** Begin Data supplied **

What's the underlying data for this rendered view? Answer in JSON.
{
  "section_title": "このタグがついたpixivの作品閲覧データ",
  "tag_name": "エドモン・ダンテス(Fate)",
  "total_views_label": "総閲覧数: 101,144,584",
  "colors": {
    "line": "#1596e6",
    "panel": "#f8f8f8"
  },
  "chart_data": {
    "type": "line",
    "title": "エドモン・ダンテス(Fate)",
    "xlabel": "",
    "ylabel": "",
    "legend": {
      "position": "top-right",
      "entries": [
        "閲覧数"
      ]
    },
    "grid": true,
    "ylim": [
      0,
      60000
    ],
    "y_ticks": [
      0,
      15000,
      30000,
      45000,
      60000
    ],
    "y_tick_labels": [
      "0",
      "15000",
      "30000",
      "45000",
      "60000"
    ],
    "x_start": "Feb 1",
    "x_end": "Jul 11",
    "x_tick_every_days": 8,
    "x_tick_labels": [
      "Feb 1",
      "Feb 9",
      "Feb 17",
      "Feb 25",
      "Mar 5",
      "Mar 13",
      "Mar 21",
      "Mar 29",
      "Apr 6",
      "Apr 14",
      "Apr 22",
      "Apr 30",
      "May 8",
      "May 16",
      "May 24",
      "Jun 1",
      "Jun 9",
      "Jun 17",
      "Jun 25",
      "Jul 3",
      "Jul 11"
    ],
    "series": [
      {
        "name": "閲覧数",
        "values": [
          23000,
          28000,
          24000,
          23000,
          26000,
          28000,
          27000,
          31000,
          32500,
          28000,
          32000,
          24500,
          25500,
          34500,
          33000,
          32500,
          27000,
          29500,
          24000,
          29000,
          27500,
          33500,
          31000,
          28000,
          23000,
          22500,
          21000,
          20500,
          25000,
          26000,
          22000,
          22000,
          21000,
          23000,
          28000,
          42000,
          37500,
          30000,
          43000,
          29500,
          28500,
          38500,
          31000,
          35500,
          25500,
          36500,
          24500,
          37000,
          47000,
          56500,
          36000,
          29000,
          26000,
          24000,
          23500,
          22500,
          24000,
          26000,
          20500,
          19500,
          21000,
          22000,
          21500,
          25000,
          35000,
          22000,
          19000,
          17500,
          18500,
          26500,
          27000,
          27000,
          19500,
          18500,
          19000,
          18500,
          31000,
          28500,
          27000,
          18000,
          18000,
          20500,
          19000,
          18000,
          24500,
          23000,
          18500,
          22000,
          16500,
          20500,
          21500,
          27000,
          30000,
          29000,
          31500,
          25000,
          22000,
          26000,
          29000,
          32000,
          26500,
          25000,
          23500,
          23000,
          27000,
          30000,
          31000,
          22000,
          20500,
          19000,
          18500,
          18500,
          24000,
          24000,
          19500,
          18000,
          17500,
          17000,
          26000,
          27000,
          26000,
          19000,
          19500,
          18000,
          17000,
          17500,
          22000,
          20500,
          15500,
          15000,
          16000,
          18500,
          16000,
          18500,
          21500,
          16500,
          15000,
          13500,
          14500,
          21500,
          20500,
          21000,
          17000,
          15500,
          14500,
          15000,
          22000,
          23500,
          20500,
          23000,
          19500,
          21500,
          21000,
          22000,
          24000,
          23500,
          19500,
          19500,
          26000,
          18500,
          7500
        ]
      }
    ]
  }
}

** End Data supplied **

Brief:
Reproduce the complete set of lines precisely as supplied.

Response to the task:
What's the underlying data for this rendered view? Answer in JSON.
{
  "section_title": "このタグがついたpixivの作品閲覧データ",
  "tag_name": "エドモン・ダンテス(Fate)",
  "total_views_label": "総閲覧数: 101,144,584",
  "colors": {
    "line": "#1596e6",
    "panel": "#f8f8f8"
  },
  "chart_data": {
    "type": "line",
    "title": "エドモン・ダンテス(Fate)",
    "xlabel": "",
    "ylabel": "",
    "legend": {
      "position": "top-right",
      "entries": [
        "閲覧数"
      ]
    },
    "grid": true,
    "ylim": [
      0,
      60000
    ],
    "y_ticks": [
      0,
      15000,
      30000,
      45000,
      60000
    ],
    "y_tick_labels": [
      "0",
      "15000",
      "30000",
      "45000",
      "60000"
    ],
    "x_start": "Feb 1",
    "x_end": "Jul 11",
    "x_tick_every_days": 8,
    "x_tick_labels": [
      "Feb 1",
      "Feb 9",
      "Feb 17",
      "Feb 25",
      "Mar 5",
      "Mar 13",
      "Mar 21",
      "Mar 29",
      "Apr 6",
      "Apr 14",
      "Apr 22",
      "Apr 30",
      "May 8",
      "May 16",
      "May 24",
      "Jun 1",
      "Jun 9",
      "Jun 17",
      "Jun 25",
      "Jul 3",
      "Jul 11"
    ],
    "series": [
      {
        "name": "閲覧数",
        "values": [
          23000,
          28000,
          24000,
          23000,
          26000,
          28000,
          27000,
          31000,
          32500,
          28000,
          32000,
          24500,
          25500,
          34500,
          33000,
          32500,
          27000,
          29500,
          24000,
          29000,
          27500,
          33500,
          31000,
          28000,
          23000,
          22500,
          21000,
          20500,
          25000,
          26000,
          22000,
          22000,
          21000,
          23000,
          28000,
          42000,
          37500,
          30000,
          43000,
          29500,
          28500,
          38500,
          31000,
          35500,
          25500,
          36500,
          24500,
          37000,
          47000,
          56500,
          36000,
          29000,
          26000,
          24000,
          23500,
          22500,
          24000,
          26000,
          20500,
          19500,
          21000,
          22000,
          21500,
          25000,
          35000,
          22000,
          19000,
          17500,
          18500,
          26500,
          27000,
          27000,
          19500,
          18500,
          19000,
          18500,
          31000,
          28500,
          27000,
          18000,
          18000,
          20500,
          19000,
          18000,
          24500,
          23000,
          18500,
          22000,
          16500,
          20500,
          21500,
          27000,
          30000,
          29000,
          31500,
          25000,
          22000,
          26000,
          29000,
          32000,
          26500,
          25000,
          23500,
          23000,
          27000,
          30000,
          31000,
          22000,
          20500,
          19000,
          18500,
          18500,
          24000,
          24000,
          19500,
          18000,
          17500,
          17000,
          26000,
          27000,
          26000,
          19000,
          19500,
          18000,
          17000,
          17500,
          22000,
          20500,
          15500,
          15000,
          16000,
          18500,
          16000,
          18500,
          21500,
          16500,
          15000,
          13500,
          14500,
          21500,
          20500,
          21000,
          17000,
          15500,
          14500,
          15000,
          22000,
          23500,
          20500,
          23000,
          19500,
          21500,
          21000,
          22000,
          24000,
          23500,
          19500,
          19500,
          26000,
          18500,
          7500
        ]
      }
    ]
  }
}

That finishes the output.